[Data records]
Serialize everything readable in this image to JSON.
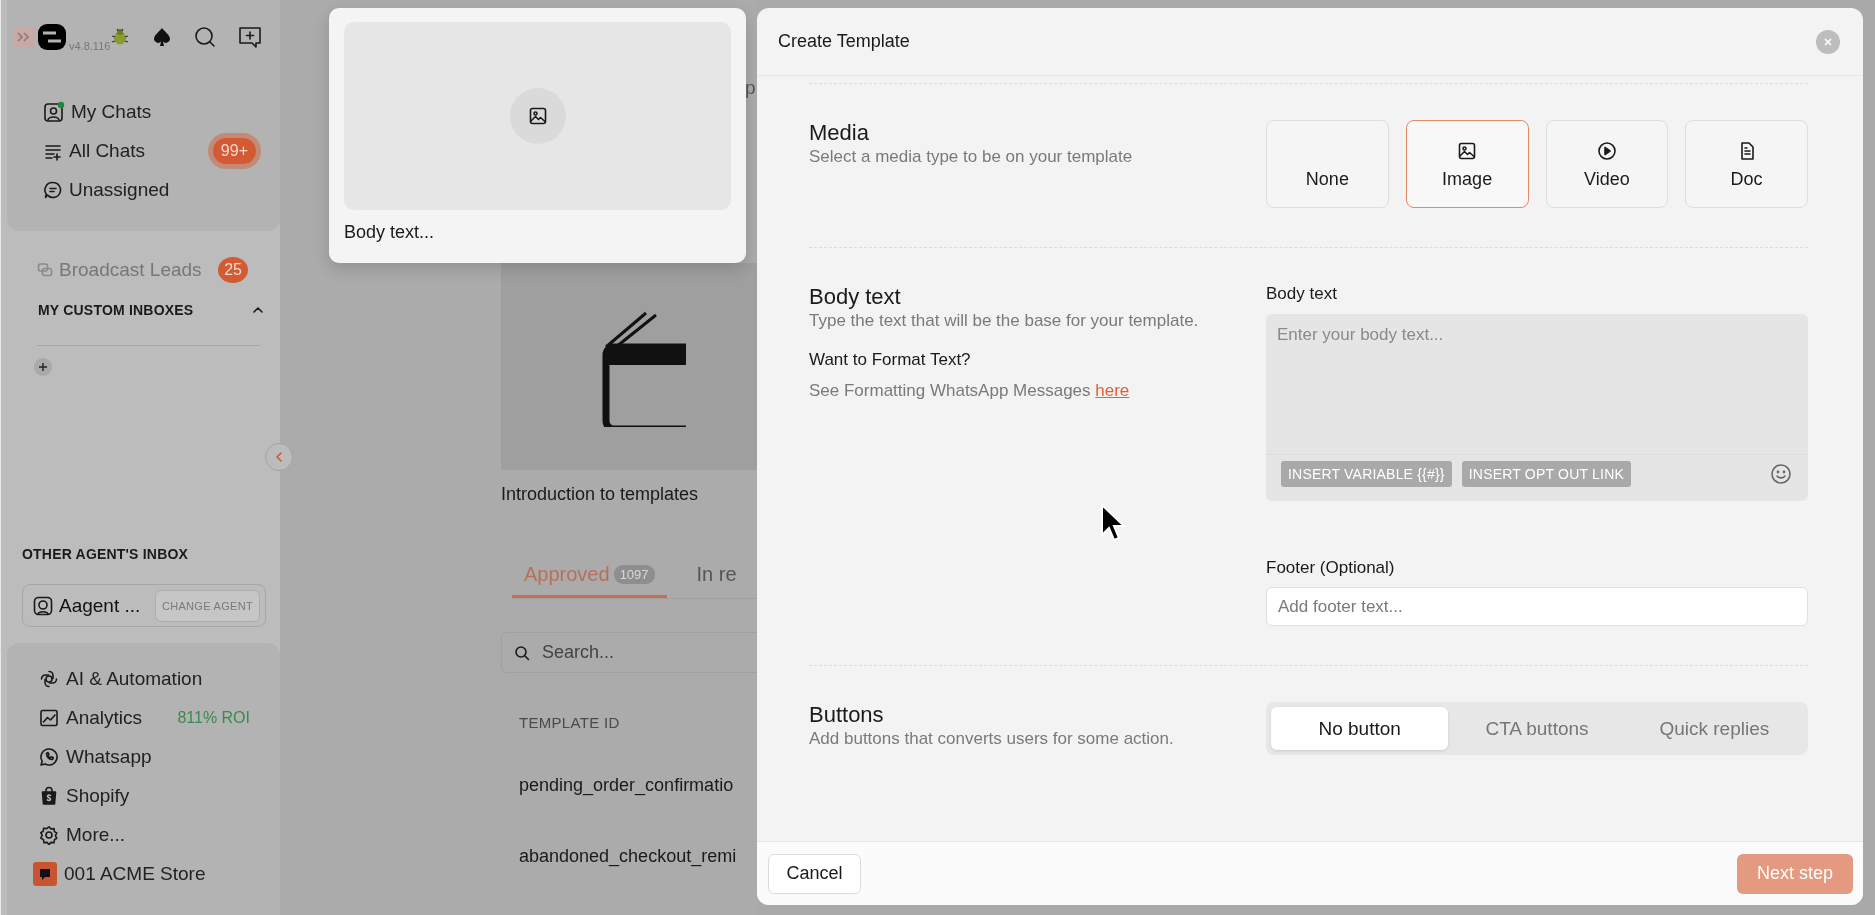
{
  "sidebar": {
    "version": "v4.8.116",
    "main_nav": [
      {
        "label": "My Chats"
      },
      {
        "label": "All Chats",
        "badge": "99+"
      },
      {
        "label": "Unassigned"
      }
    ],
    "inboxes": [
      {
        "label": "Broadcast Leads",
        "badge": "25"
      }
    ],
    "custom_inboxes": {
      "title": "MY CUSTOM INBOXES",
      "expanded": true
    },
    "other_agent": {
      "title": "OTHER AGENT'S INBOX",
      "agent": "Aagent ...",
      "button": "CHANGE AGENT"
    },
    "bottom_nav": [
      {
        "label": "AI & Automation"
      },
      {
        "label": "Analytics",
        "note": "811% ROI"
      },
      {
        "label": "Whatsapp"
      },
      {
        "label": "Shopify"
      },
      {
        "label": "More..."
      }
    ],
    "store": {
      "label": "001 ACME Store"
    }
  },
  "background": {
    "header_fragment": "p",
    "video_caption": "Introduction to templates",
    "tabs": [
      {
        "label": "Approved",
        "count": "1097",
        "selected": true
      },
      {
        "label": "In re",
        "selected": false
      }
    ],
    "search": {
      "placeholder": "Search..."
    },
    "table": {
      "columns": [
        "TEMPLATE ID"
      ],
      "rows": [
        [
          "pending_order_confirmatio"
        ],
        [
          "abandoned_checkout_remi"
        ]
      ]
    }
  },
  "preview": {
    "body": "Body text..."
  },
  "modal": {
    "title": "Create Template",
    "media": {
      "title": "Media",
      "subtitle": "Select a media type to be on your template",
      "options": [
        {
          "label": "None",
          "selected": false
        },
        {
          "label": "Image",
          "selected": true
        },
        {
          "label": "Video",
          "selected": false
        },
        {
          "label": "Doc",
          "selected": false
        }
      ]
    },
    "body": {
      "title": "Body text",
      "subtitle": "Type the text that will be the base for your template.",
      "format_title": "Want to Format Text?",
      "format_text": "See Formatting WhatsApp Messages",
      "format_link": "here",
      "field_label": "Body text",
      "placeholder": "Enter your body text...",
      "chips": [
        "INSERT VARIABLE {{#}}",
        "INSERT OPT OUT LINK"
      ]
    },
    "footer": {
      "label": "Footer (Optional)",
      "placeholder": "Add footer text..."
    },
    "buttons": {
      "title": "Buttons",
      "subtitle": "Add buttons that converts users for some action.",
      "options": [
        {
          "label": "No button",
          "selected": true
        },
        {
          "label": "CTA buttons",
          "selected": false
        },
        {
          "label": "Quick replies",
          "selected": false
        }
      ]
    },
    "actions": {
      "cancel": "Cancel",
      "next": {
        "label": "Next step",
        "disabled": true
      }
    }
  }
}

• [Work instructions]: List the lines of the records where "your" occurs.

• [Result of this exercise]:
      "subtitle": "Select a media type to be on your template",
      "subtitle": "Type the text that will be the base for your template.",
      "placeholder": "Enter your body text...",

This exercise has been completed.